Supplied passage >>

- - - -

This was first delivered as an interactive component to a documentary film I created for my Senior Project in UCLA's Department of World Arts and Cultures in February 2006. The subject of the film: domestic servitude in Brazil as observed in my Brazilian homestay.

It was March of 1998 – the month I turned 14. My sister and I got a post card in the mail from Brazil. It was from our cousin telling us that she was at Carnaval, that everyone was singing and dancing in the streets, and that we just had to come some day. Not only her words enchanted me, but the black and white post card image made me want to be there: a beautiful girl, dressed all in white, mouth slightly open, eyes lighting up in anticipation at something outside the frame of the photograph. I wondered what she was about to say. I imagined what her smile would look like. 

I looked at that picture often over the years. When I finally left to study abroad in Brazil, despite my parents hesitation after having just seen the movie City of God, I wanted to find her, find out what she saw, what could make her expression so enticing. While looking for that girl in the photograph, I found a different girl. I didn’t wonder about what could make her smile, I wondered how she could smile at all.

- - - -

Dataset extract >>

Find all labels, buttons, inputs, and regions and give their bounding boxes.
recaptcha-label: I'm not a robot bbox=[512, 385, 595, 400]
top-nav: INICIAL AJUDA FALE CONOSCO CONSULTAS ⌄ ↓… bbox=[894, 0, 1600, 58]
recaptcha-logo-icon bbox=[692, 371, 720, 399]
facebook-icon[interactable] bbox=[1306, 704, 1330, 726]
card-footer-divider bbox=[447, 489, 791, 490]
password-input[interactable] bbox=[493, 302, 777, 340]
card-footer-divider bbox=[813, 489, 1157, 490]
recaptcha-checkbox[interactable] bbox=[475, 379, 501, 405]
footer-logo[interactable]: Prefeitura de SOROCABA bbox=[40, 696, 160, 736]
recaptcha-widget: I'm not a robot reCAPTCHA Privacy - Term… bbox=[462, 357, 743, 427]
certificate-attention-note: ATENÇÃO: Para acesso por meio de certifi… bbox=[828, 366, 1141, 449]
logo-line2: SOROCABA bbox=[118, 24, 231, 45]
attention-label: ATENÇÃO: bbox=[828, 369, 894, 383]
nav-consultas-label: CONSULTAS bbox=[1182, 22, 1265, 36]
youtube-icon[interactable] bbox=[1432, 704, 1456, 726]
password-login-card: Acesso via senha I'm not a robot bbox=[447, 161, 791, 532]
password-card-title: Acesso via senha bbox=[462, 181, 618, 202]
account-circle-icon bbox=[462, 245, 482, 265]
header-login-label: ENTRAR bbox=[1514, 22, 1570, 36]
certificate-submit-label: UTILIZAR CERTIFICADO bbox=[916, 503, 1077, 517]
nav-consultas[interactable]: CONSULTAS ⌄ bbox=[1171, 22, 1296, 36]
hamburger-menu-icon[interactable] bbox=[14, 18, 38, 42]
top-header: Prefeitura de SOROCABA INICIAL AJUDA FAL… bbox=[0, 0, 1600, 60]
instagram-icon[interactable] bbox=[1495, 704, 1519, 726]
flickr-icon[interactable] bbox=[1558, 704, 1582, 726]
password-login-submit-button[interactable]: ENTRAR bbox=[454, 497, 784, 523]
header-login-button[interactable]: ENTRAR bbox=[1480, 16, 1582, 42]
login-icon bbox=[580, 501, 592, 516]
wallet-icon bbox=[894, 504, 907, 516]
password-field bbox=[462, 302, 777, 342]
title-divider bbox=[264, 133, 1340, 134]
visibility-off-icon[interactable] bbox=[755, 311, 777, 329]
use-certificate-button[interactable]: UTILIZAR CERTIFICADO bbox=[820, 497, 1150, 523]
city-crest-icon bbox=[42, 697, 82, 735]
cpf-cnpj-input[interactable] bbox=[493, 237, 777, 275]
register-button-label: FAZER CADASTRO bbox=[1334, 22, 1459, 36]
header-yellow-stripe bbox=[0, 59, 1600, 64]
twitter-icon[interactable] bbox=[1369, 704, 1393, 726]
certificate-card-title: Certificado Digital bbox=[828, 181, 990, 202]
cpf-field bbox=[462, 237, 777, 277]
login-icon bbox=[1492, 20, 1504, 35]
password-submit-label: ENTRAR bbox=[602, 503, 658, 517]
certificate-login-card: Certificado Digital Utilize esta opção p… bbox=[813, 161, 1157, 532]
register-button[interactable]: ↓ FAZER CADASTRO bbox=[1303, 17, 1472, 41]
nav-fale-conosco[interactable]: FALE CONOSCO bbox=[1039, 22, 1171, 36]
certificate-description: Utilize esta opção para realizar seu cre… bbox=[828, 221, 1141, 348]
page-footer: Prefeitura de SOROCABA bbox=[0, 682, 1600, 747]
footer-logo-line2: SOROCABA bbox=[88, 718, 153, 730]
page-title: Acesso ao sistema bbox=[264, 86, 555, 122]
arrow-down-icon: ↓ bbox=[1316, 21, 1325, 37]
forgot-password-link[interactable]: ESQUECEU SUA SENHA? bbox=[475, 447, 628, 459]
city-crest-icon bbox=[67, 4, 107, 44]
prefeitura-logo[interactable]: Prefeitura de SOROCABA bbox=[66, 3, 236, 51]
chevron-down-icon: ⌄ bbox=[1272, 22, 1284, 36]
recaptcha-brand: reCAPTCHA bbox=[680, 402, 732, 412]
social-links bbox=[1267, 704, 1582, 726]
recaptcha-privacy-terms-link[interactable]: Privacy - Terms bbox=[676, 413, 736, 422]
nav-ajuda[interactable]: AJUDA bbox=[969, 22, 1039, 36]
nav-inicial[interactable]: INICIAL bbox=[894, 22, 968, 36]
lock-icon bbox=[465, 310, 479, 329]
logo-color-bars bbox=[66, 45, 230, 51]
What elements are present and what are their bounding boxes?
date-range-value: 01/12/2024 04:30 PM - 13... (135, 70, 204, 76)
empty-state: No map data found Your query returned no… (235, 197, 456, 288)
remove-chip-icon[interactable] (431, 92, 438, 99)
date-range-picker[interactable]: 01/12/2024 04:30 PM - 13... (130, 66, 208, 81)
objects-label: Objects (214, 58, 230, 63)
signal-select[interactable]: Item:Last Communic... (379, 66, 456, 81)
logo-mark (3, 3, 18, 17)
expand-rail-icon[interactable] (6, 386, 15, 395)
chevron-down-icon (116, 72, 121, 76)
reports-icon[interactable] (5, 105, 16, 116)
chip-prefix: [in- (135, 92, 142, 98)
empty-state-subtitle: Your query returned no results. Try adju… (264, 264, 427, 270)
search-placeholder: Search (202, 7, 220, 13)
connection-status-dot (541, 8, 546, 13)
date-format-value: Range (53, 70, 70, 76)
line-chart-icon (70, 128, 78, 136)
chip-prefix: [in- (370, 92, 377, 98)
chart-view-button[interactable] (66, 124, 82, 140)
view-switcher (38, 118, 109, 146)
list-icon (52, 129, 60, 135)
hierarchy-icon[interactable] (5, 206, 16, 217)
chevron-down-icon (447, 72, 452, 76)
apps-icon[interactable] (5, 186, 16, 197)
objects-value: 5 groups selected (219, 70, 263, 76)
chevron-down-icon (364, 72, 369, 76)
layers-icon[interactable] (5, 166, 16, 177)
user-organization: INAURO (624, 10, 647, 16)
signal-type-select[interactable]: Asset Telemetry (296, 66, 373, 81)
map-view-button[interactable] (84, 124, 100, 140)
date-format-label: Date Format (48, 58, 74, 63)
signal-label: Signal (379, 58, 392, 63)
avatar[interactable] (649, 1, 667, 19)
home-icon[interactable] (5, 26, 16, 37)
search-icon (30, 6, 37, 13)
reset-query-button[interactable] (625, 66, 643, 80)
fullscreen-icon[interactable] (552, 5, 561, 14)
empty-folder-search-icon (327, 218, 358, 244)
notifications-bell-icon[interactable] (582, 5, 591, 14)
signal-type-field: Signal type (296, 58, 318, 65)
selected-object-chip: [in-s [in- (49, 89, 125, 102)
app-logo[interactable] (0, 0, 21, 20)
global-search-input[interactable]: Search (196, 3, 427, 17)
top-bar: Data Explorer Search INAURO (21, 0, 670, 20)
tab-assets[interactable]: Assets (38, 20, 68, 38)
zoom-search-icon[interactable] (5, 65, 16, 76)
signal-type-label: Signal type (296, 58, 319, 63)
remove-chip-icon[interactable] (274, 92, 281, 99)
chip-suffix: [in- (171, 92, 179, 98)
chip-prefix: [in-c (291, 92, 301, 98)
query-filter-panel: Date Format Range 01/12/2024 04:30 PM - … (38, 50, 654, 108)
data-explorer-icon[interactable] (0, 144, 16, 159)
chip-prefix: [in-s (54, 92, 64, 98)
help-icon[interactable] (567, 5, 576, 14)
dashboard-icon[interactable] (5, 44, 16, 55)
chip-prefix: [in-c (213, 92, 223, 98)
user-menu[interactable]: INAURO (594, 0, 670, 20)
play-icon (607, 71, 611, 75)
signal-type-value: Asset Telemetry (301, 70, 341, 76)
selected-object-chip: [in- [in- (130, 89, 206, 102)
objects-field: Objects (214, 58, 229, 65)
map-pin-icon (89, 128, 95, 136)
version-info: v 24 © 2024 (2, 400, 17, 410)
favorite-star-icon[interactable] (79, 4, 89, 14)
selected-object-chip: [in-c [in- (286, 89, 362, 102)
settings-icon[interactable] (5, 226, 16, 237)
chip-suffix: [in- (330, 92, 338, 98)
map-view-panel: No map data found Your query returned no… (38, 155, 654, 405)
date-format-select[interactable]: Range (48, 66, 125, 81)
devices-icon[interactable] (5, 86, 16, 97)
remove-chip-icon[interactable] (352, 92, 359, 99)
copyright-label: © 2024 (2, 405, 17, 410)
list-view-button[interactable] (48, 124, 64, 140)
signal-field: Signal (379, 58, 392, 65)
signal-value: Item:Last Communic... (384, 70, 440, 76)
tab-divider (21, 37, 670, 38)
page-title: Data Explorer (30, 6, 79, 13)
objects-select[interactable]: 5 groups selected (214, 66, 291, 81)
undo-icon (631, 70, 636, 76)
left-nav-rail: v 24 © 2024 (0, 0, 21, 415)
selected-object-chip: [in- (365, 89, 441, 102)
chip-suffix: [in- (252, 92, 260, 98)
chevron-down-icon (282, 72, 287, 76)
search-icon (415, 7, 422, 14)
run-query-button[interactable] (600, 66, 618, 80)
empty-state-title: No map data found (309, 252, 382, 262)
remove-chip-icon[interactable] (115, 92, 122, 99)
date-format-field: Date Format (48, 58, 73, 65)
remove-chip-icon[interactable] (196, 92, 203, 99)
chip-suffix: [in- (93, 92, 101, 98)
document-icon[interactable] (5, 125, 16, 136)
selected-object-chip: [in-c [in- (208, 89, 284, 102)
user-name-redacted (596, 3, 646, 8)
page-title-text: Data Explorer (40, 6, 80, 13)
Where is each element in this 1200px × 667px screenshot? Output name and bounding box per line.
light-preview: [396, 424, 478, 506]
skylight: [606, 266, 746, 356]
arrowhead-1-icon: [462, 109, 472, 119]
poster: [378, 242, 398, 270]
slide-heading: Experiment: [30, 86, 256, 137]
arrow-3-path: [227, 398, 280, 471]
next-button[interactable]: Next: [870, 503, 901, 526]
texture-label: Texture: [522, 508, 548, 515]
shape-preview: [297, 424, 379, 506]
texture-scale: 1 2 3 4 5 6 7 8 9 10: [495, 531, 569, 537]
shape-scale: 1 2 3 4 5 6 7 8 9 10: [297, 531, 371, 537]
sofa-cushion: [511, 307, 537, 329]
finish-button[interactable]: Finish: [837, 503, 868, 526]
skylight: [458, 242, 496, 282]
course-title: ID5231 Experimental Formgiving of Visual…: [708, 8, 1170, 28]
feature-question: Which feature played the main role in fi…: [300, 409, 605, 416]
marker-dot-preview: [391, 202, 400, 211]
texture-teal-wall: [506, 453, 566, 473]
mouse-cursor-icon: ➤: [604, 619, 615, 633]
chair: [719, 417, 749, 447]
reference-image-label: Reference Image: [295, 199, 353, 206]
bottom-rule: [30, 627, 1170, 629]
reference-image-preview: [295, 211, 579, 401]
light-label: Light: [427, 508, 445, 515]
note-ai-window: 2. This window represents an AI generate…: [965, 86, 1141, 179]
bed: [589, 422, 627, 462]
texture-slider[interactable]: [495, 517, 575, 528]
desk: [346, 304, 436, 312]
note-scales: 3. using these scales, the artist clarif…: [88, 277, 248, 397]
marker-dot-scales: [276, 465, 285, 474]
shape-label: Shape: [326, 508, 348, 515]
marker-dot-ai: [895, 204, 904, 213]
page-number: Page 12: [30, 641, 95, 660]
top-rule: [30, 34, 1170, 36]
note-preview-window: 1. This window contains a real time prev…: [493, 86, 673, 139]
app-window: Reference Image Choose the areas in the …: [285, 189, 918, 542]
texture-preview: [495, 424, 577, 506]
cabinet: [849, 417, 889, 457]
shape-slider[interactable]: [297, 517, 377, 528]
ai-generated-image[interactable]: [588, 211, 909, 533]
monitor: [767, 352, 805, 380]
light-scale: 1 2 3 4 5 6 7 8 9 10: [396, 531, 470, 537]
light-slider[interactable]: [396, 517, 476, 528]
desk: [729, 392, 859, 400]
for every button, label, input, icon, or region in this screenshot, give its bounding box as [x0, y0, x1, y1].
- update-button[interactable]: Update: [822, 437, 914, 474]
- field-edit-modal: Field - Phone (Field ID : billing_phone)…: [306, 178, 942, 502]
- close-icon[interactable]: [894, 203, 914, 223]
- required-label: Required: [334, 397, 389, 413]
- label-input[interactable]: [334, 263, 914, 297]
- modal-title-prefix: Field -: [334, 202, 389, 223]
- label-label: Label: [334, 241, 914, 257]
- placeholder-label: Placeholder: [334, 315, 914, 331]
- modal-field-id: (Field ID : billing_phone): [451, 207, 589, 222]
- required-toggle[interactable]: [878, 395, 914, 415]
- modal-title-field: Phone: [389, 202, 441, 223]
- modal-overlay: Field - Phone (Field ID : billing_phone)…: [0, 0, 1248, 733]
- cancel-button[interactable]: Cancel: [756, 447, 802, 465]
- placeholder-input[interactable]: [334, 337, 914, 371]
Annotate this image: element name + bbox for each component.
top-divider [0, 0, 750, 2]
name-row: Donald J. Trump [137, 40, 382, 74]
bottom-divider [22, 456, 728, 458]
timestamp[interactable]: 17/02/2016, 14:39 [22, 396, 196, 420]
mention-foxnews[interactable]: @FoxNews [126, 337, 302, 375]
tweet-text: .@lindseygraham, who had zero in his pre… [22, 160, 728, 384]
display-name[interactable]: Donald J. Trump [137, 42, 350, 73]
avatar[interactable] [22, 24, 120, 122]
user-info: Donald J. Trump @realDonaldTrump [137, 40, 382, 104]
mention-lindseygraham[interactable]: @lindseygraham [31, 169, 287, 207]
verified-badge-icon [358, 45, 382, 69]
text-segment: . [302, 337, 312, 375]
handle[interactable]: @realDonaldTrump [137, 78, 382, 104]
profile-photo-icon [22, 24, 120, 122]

- - - -

Direction 1 >> According to the Brazil homestay passage, in what month and year did the writer turn 14?
Direction 2 >> Please write out the Brazil homestay passage starting at "This was first" and ending at "would look like.", swapping "post card" for "postcard".
The items have no connection to the Brazil homestay passage.

Result 1 >> March 1998.

Result 2 >>
This was first delivered as an interactive component to a documentary film I created for my Senior Project in UCLA's Department of World Arts and Cultures in February 2006. The subject of the film: domestic servitude in Brazil as observed in my Brazilian homestay.

It was March of 1998 – the month I turned 14. My sister and I got a postcard in the mail from Brazil. It was from our cousin telling us that she was at Carnaval, that everyone was singing and dancing in the streets, and that we just had to come some day. Not only her words enchanted me, but the black and white postcard image made me want to be there: a beautiful girl, dressed all in white, mouth slightly open, eyes lighting up in anticipation at something outside the frame of the photograph. I wondered what she was about to say. I imagined what her smile would look like.